__ENTRIES SHOWN__.

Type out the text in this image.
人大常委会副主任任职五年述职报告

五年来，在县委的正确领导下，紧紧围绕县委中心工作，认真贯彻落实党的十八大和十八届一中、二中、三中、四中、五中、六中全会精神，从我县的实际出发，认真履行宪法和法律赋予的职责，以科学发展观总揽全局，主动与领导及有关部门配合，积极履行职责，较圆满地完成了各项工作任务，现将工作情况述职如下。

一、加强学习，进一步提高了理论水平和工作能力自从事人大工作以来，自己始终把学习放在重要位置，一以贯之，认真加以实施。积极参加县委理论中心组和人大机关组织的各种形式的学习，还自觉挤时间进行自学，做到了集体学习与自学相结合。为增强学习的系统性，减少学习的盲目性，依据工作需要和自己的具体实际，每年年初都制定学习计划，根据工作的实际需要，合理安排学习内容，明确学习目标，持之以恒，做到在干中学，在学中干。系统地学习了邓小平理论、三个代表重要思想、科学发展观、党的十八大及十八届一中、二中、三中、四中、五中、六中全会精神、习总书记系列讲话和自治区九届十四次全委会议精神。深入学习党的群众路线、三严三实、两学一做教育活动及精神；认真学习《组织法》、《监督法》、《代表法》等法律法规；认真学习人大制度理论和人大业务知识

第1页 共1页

__TASK DETAILS__.
Gather each line from the listing above that holds "六中全会精神".

__EXERCISE ANSWER__.
五年来，在县委的正确领导下，紧紧围绕县委中心工作，认真贯彻落实党的十八大和十八届一中、二中、三中、四中、五中、六中全会精神，从我县的实际出发，认真履行宪法和法律赋予的职责，以科学发展观总揽全局，主动与领导及有关部门配合，积极履行职责，较圆满地完成了各项工作任务，现将工作情况述职如下。
一、加强学习，进一步提高了理论水平和工作能力自从事人大工作以来，自己始终把学习放在重要位置，一以贯之，认真加以实施。积极参加县委理论中心组和人大机关组织的各种形式的学习，还自觉挤时间进行自学，做到了集体学习与自学相结合。为增强学习的系统性，减少学习的盲目性，依据工作需要和自己的具体实际，每年年初都制定学习计划，根据工作的实际需要，合理安排学习内容，明确学习目标，持之以恒，做到在干中学，在学中干。系统地学习了邓小平理论、三个代表重要思想、科学发展观、党的十八大及十八届一中、二中、三中、四中、五中、六中全会精神、习总书记系列讲话和自治区九届十四次全委会议精神。深入学习党的群众路线、三严三实、两学一做教育活动及精神；认真学习《组织法》、《监督法》、《代表法》等法律法规；认真学习人大制度理论和人大业务知识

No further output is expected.